-- START Data --
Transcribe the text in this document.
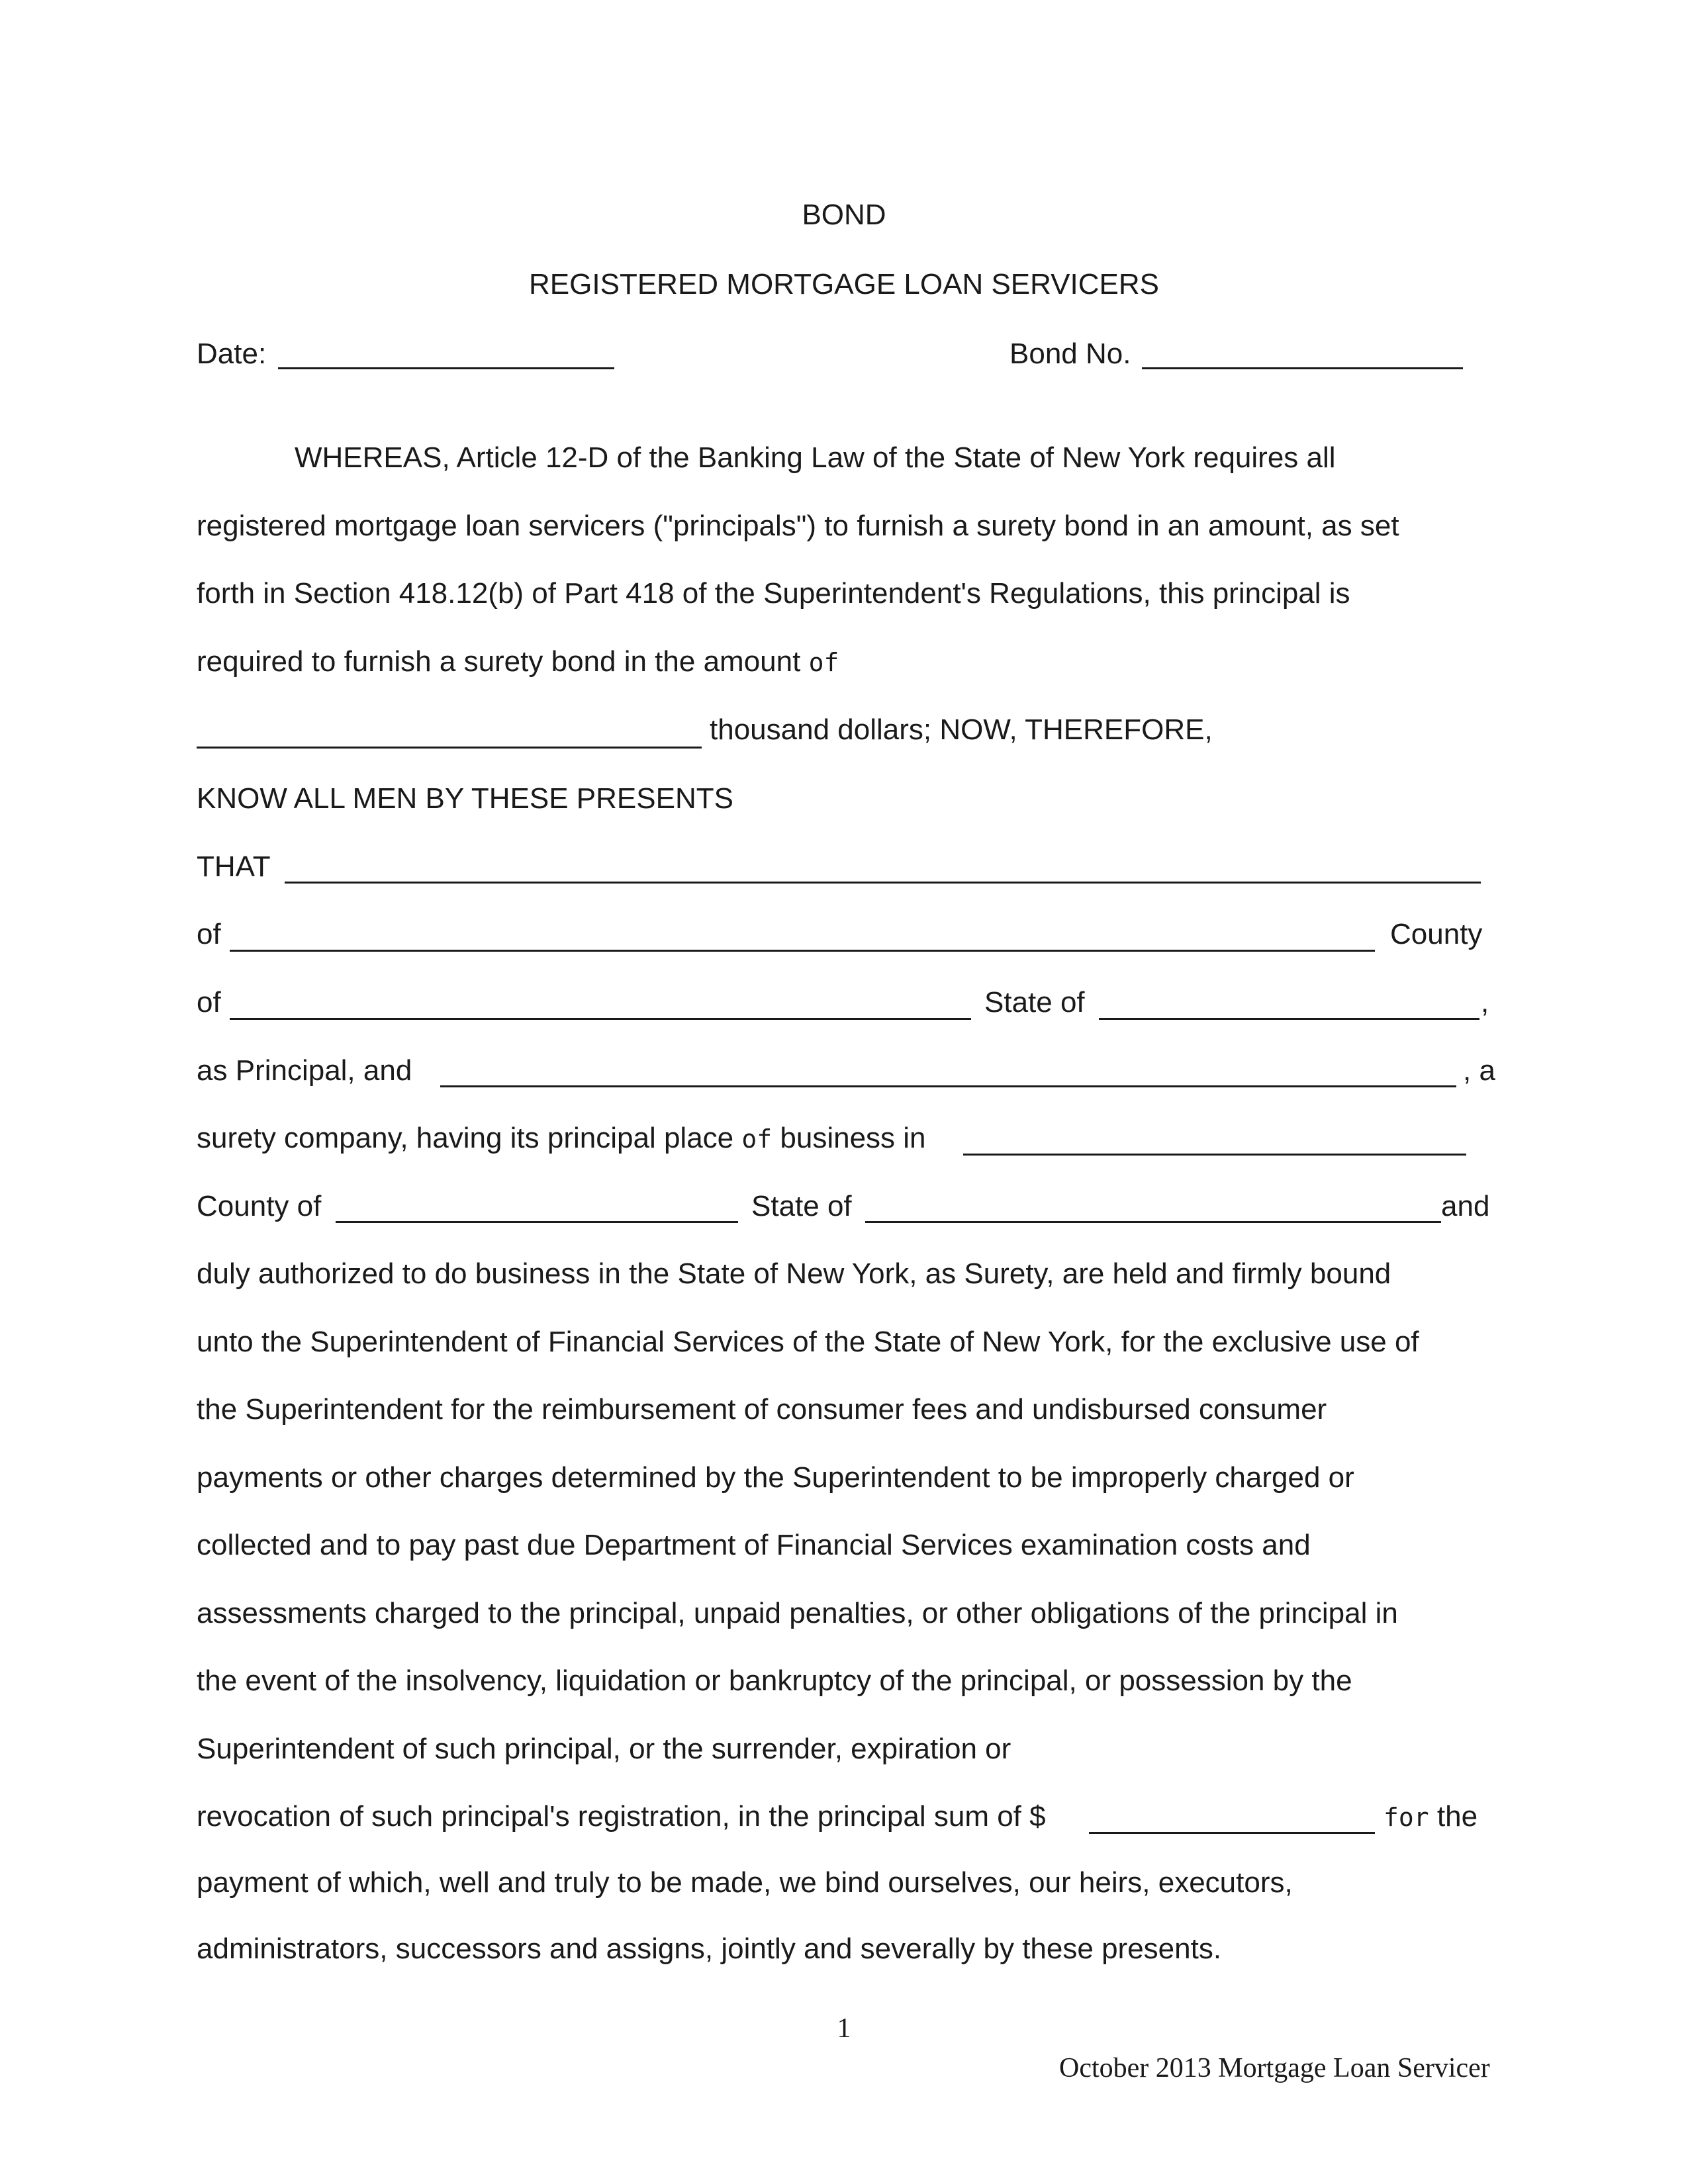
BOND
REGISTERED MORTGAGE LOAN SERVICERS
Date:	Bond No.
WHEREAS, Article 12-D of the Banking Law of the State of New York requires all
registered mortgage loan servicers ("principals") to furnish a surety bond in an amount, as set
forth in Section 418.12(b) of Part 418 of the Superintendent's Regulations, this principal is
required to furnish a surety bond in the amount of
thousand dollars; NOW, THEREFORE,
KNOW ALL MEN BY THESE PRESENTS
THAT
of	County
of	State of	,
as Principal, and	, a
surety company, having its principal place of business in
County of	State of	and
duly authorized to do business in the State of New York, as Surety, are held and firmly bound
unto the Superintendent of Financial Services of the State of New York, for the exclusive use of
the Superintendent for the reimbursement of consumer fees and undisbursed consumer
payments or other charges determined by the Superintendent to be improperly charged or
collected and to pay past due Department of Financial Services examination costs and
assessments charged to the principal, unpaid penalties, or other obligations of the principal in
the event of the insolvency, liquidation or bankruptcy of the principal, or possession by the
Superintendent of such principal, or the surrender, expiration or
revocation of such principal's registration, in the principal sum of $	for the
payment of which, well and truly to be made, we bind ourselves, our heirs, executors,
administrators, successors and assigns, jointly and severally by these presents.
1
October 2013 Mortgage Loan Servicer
-- END Data --
-- START Data --
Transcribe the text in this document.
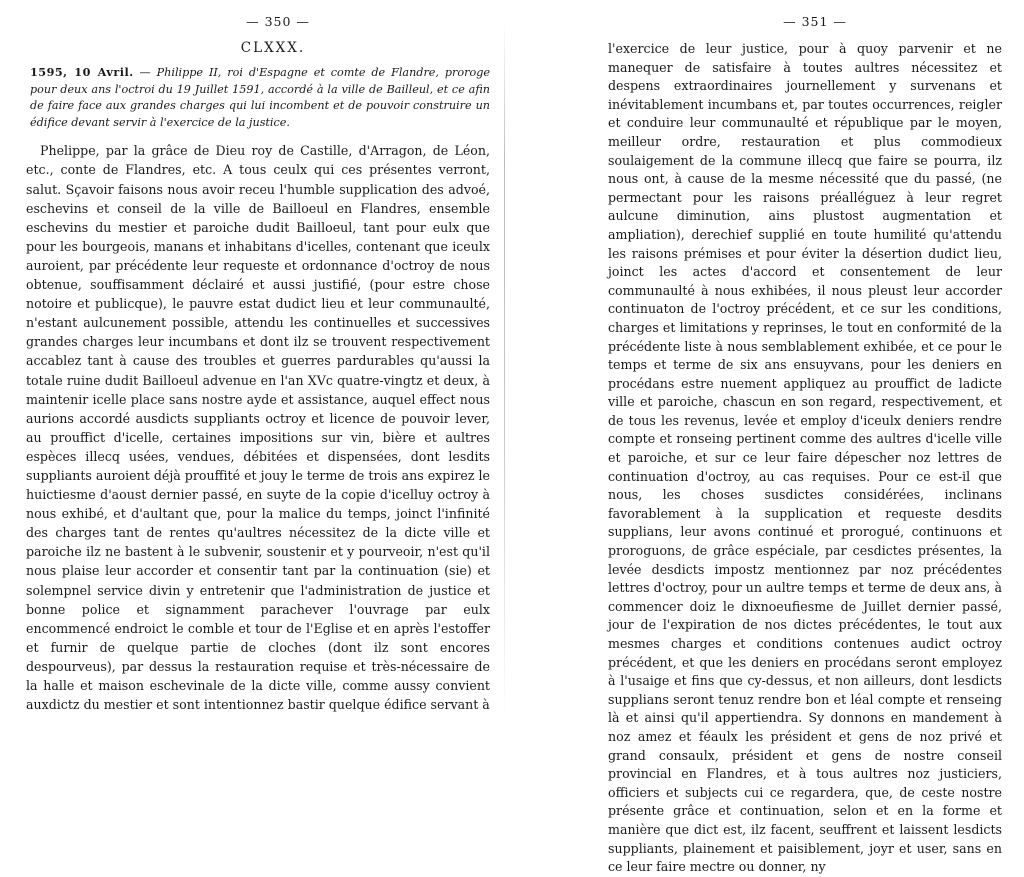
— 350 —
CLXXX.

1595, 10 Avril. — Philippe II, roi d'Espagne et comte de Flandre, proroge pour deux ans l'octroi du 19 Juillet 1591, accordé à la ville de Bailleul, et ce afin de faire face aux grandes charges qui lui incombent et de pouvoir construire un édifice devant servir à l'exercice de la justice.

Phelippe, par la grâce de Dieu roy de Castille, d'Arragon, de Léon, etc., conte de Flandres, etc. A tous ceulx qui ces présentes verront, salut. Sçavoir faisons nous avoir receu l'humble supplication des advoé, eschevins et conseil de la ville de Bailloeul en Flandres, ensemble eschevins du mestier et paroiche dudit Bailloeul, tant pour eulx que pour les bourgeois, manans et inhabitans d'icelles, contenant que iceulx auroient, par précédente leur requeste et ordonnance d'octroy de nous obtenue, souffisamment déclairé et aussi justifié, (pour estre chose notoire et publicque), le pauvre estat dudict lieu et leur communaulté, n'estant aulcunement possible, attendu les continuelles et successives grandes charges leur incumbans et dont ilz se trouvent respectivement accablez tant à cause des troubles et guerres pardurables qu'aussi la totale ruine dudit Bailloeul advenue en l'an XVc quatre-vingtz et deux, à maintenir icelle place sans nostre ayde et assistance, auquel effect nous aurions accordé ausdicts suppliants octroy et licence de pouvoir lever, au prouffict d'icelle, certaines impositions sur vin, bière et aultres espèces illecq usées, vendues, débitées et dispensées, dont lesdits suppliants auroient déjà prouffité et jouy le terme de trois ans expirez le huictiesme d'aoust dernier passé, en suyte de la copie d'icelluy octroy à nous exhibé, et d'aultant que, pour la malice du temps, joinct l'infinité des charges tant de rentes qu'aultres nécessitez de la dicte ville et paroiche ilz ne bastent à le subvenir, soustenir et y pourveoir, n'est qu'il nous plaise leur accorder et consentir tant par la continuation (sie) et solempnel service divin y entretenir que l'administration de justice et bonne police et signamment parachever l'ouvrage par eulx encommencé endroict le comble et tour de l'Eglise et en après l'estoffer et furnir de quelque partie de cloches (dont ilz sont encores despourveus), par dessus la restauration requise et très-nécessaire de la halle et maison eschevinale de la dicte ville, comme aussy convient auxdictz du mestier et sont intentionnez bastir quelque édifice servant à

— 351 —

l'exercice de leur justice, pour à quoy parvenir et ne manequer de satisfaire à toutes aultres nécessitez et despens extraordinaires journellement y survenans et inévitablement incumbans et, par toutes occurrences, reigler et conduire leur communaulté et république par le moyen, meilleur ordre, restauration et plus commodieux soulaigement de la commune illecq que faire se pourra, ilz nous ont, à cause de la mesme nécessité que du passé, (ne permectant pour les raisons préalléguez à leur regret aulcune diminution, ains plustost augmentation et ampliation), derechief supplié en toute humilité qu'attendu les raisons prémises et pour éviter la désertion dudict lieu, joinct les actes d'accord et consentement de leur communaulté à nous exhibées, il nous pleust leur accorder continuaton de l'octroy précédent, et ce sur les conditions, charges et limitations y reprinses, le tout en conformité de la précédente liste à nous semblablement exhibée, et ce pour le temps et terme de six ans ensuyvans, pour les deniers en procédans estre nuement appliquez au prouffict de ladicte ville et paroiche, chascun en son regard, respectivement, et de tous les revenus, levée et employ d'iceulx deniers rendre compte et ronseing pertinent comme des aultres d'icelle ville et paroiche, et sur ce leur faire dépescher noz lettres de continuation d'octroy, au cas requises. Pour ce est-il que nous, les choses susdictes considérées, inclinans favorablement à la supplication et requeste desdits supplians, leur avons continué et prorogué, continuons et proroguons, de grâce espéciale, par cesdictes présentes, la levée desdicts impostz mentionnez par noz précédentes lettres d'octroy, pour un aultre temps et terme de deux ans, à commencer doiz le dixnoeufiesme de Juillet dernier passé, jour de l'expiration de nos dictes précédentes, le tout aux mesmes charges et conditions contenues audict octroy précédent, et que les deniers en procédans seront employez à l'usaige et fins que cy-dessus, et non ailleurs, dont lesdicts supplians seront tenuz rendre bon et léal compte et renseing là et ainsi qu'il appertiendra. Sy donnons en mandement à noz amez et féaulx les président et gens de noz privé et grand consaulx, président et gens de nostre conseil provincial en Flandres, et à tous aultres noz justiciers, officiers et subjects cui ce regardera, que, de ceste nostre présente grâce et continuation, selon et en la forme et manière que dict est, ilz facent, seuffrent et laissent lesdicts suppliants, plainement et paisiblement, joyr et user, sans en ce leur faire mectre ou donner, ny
-- END Data --
-- START Data --
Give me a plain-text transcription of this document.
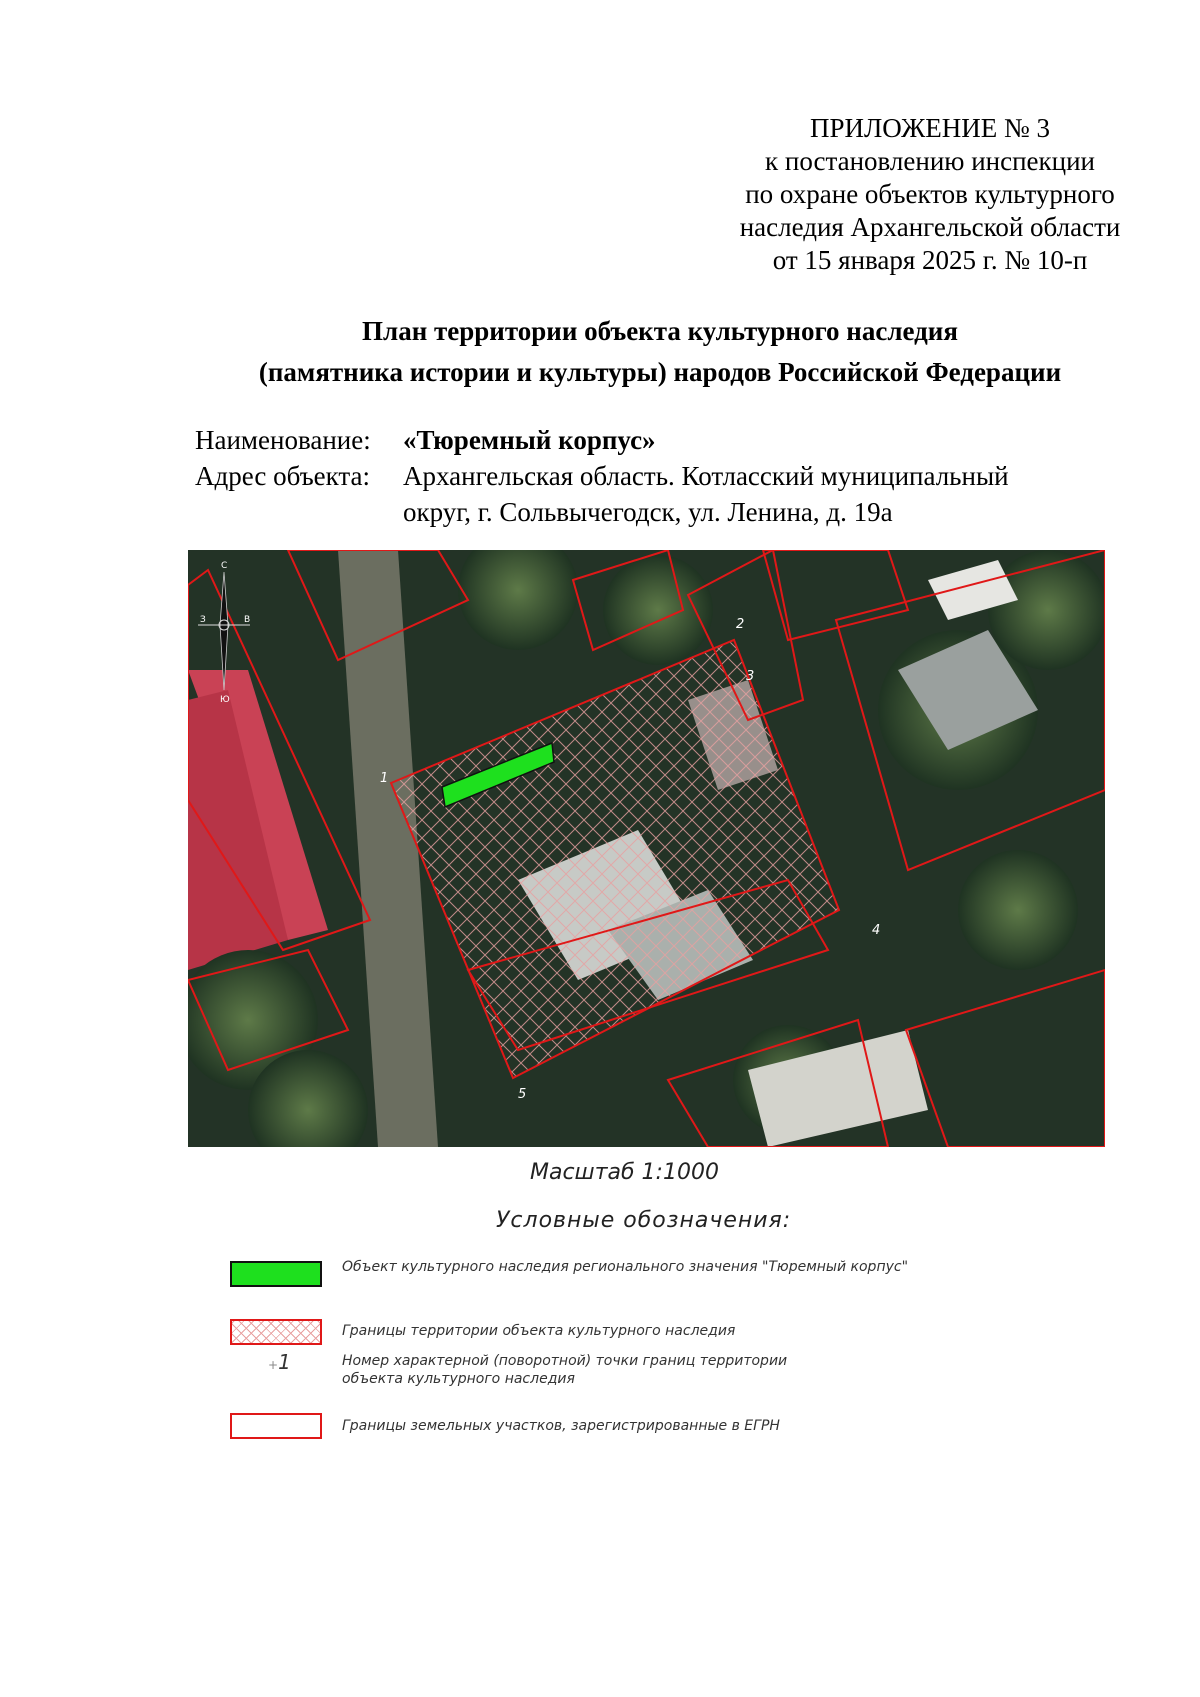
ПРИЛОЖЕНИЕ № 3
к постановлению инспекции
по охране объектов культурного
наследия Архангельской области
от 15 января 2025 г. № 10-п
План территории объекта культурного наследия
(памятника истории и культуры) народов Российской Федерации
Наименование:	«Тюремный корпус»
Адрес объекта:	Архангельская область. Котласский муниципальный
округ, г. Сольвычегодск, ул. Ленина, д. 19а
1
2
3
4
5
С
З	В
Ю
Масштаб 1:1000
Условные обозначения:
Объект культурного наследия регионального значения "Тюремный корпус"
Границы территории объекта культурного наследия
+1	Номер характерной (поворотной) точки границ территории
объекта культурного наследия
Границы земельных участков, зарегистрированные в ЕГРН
-- END Data --
Task description
Lines from the records above that hold "территории" are the ones to list.

Written response
План территории объекта культурного наследия
Границы территории объекта культурного наследия
+1	Номер характерной (поворотной) точки границ территории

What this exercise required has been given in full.